§ **Objective**: Locate every line in the records below that contains the word "display", and copy each one.

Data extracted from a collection
** Begin **
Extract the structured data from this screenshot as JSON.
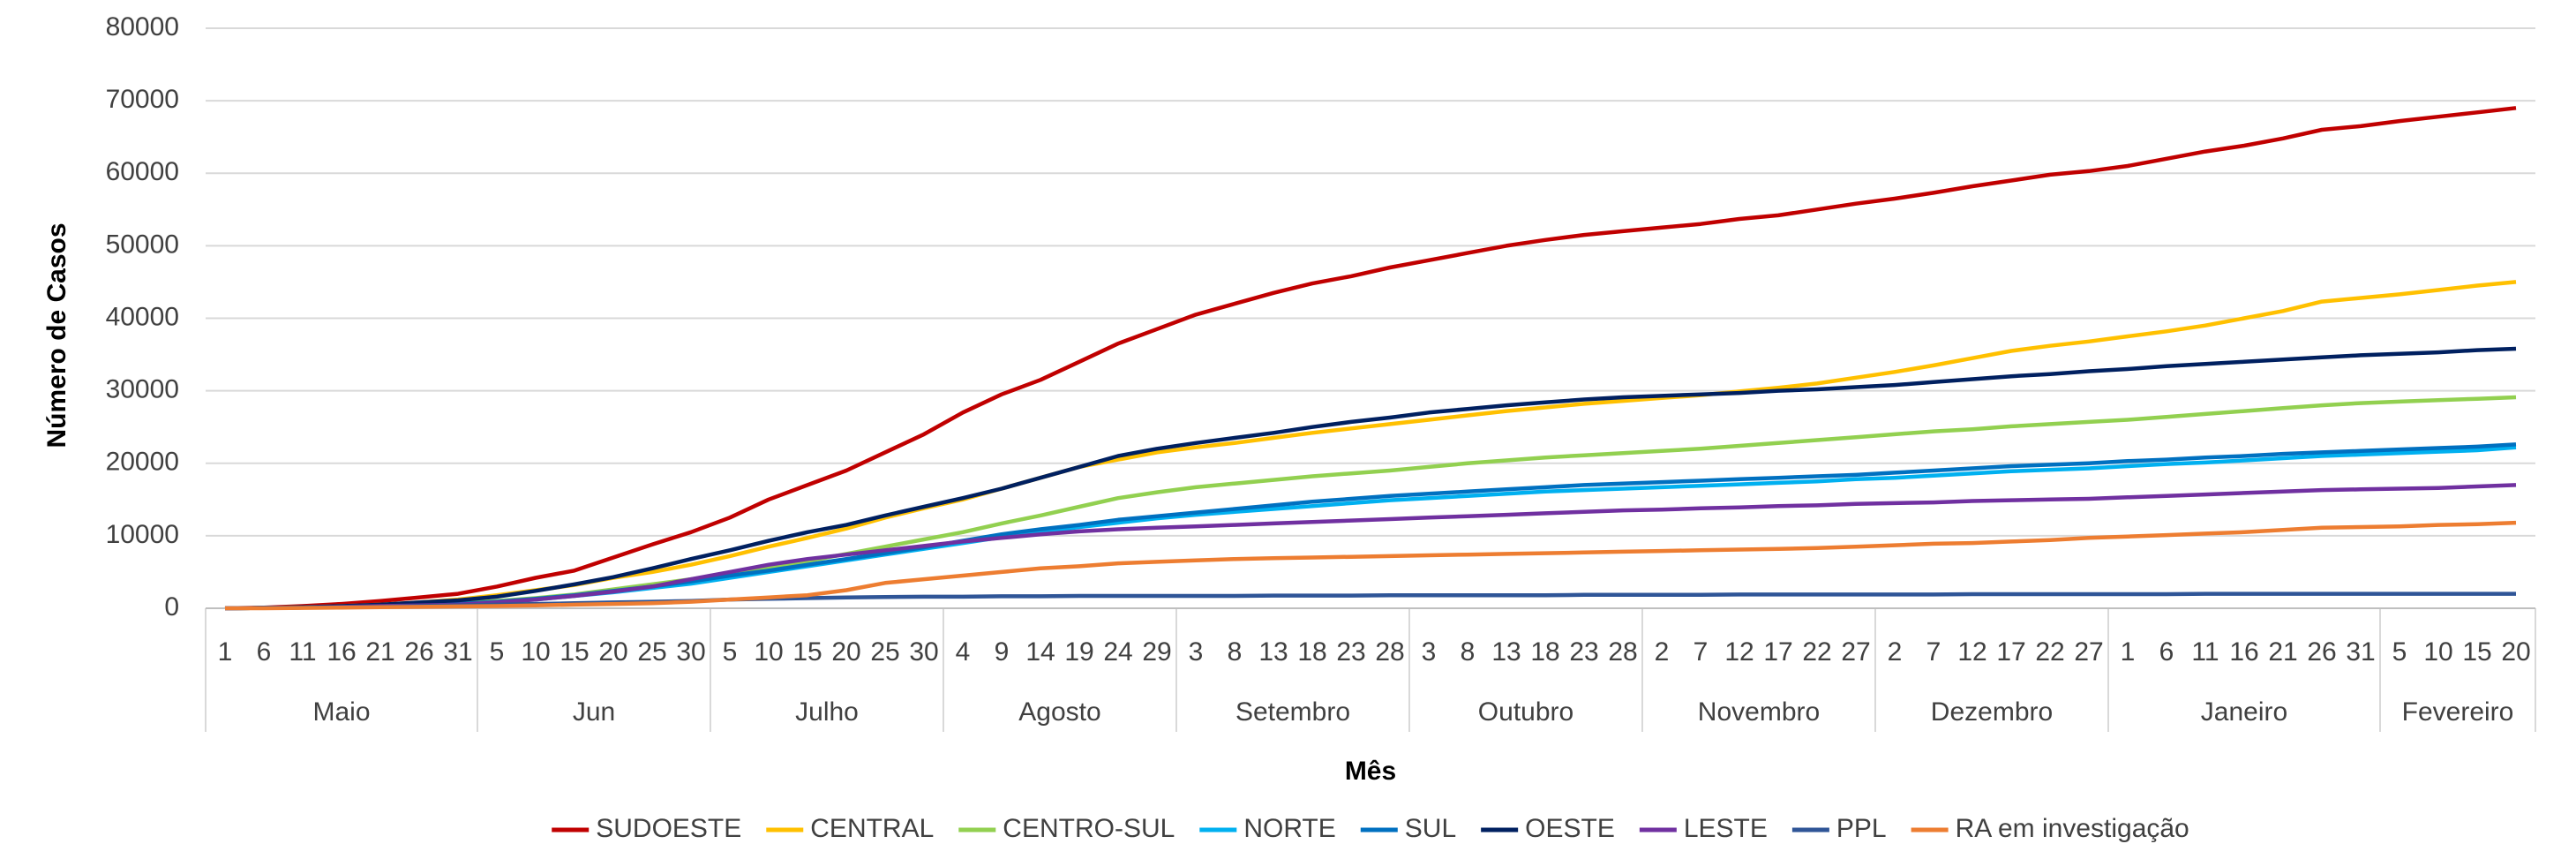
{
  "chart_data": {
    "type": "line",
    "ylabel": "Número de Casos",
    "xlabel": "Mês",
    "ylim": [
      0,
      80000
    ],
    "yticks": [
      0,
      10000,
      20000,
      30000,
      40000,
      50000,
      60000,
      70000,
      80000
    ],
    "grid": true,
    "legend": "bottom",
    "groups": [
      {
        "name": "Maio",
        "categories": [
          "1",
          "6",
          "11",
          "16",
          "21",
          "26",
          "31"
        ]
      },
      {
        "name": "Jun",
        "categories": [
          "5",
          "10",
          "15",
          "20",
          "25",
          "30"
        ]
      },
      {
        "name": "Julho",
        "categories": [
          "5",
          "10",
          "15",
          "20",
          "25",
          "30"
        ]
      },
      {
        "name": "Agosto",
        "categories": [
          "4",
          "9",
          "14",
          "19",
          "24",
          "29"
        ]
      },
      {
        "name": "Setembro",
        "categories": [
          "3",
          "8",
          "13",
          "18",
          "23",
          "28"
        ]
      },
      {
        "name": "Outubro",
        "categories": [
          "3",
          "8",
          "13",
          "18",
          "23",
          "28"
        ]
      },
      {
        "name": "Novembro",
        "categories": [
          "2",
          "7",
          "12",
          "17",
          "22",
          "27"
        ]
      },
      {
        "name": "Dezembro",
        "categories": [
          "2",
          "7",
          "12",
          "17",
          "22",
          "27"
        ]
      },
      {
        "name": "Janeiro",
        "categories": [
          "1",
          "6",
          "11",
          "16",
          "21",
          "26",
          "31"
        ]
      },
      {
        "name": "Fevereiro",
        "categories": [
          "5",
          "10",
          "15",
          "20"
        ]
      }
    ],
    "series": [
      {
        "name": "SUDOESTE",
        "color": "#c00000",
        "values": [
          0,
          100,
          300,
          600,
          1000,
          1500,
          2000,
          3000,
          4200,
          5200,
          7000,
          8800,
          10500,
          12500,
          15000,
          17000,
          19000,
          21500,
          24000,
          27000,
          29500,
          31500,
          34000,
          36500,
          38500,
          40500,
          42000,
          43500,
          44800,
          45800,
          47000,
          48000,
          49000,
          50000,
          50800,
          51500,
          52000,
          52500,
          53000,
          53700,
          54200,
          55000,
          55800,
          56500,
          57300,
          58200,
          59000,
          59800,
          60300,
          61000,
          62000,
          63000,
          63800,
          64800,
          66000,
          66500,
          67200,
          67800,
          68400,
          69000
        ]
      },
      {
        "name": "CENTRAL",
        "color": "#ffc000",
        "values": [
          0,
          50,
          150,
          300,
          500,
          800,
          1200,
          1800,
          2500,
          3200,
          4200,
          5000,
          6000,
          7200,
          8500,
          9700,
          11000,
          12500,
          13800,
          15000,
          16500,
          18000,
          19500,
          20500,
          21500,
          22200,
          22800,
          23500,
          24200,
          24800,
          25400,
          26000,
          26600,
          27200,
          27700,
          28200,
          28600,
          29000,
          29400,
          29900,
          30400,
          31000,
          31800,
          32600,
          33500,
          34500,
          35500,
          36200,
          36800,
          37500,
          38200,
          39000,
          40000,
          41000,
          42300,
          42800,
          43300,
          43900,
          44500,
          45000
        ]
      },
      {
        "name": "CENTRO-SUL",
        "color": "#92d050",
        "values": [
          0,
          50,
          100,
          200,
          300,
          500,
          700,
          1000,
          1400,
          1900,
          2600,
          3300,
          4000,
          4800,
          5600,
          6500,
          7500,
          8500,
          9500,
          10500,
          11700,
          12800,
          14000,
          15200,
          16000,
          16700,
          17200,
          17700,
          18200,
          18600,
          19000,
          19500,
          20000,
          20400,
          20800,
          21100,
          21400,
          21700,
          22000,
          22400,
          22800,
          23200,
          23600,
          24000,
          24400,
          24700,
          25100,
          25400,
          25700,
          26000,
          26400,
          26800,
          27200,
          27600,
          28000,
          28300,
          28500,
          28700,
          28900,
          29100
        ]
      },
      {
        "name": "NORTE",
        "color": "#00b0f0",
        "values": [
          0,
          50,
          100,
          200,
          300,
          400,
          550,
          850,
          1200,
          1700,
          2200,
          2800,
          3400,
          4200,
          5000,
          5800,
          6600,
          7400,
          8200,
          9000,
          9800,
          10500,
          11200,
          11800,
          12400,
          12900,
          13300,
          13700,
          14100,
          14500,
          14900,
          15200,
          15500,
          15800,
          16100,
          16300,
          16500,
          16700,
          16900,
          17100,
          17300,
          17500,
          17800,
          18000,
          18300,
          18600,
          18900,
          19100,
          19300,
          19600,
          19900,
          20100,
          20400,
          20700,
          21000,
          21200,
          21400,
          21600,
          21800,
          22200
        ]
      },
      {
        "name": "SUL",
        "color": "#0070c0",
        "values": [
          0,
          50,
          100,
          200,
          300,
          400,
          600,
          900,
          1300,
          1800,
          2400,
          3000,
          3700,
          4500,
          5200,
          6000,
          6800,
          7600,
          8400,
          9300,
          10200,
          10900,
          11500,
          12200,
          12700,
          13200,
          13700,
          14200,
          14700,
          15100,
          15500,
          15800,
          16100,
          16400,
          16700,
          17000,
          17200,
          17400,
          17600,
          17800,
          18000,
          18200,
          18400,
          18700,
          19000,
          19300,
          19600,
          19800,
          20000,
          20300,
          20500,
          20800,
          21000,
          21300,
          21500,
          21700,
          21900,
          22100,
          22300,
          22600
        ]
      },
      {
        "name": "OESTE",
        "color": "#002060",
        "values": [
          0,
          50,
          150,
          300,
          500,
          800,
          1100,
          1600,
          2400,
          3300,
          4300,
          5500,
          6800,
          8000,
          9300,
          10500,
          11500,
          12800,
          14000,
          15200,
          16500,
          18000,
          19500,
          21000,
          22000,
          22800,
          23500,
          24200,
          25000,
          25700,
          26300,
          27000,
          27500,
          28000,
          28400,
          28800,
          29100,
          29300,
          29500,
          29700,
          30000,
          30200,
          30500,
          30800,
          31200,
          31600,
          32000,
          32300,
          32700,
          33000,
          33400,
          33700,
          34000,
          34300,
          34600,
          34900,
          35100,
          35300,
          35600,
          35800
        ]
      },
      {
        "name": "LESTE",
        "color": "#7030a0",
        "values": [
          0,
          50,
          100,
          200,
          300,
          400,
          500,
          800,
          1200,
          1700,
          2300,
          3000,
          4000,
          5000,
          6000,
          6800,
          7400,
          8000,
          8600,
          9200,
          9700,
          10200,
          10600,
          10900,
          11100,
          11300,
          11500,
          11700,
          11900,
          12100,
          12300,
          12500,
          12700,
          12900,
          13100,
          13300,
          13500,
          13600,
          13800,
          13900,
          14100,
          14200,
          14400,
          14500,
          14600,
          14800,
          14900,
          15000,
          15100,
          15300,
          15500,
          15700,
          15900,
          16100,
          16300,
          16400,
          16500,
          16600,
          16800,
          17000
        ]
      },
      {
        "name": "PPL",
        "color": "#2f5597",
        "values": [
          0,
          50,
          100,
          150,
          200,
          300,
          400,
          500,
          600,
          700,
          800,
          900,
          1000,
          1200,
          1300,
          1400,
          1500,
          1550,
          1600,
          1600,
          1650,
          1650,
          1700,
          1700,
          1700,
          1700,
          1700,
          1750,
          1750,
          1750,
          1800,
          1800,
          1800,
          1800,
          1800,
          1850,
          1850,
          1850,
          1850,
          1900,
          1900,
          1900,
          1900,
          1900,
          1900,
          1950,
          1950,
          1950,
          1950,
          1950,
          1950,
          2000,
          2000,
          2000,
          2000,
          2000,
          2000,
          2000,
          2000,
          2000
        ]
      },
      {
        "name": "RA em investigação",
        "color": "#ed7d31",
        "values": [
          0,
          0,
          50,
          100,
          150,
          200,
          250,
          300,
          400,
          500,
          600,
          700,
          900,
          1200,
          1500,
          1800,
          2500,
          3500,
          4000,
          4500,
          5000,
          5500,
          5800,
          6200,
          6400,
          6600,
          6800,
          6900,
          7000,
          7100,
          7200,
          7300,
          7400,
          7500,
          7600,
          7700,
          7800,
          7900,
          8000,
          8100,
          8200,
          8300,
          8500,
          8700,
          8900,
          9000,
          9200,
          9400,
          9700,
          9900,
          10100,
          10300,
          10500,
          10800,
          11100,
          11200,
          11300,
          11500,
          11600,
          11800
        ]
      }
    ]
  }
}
** End **
** Begin **
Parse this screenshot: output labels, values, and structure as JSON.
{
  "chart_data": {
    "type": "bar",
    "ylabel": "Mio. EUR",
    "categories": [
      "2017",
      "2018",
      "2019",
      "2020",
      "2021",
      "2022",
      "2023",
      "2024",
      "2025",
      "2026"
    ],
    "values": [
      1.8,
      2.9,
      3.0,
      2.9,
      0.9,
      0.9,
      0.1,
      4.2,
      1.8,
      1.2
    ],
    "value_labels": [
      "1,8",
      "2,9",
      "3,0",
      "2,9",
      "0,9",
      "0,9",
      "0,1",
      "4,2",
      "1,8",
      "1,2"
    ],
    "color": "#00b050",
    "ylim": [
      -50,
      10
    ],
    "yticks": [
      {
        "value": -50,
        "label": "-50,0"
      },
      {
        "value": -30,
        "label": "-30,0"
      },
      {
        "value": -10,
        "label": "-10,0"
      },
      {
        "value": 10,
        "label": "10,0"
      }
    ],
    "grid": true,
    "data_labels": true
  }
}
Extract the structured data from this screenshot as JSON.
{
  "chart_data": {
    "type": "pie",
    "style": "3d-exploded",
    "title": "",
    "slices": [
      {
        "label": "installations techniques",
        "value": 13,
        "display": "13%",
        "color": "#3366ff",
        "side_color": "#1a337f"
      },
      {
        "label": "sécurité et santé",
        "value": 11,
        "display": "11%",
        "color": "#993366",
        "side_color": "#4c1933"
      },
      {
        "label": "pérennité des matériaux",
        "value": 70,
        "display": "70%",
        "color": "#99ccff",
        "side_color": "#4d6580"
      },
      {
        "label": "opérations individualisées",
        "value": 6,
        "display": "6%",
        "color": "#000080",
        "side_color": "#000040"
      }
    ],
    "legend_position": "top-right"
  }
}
** End **
§ **Output for this exercise**:
        "display": "13%",
        "display": "11%",
        "display": "70%",
        "display": "6%",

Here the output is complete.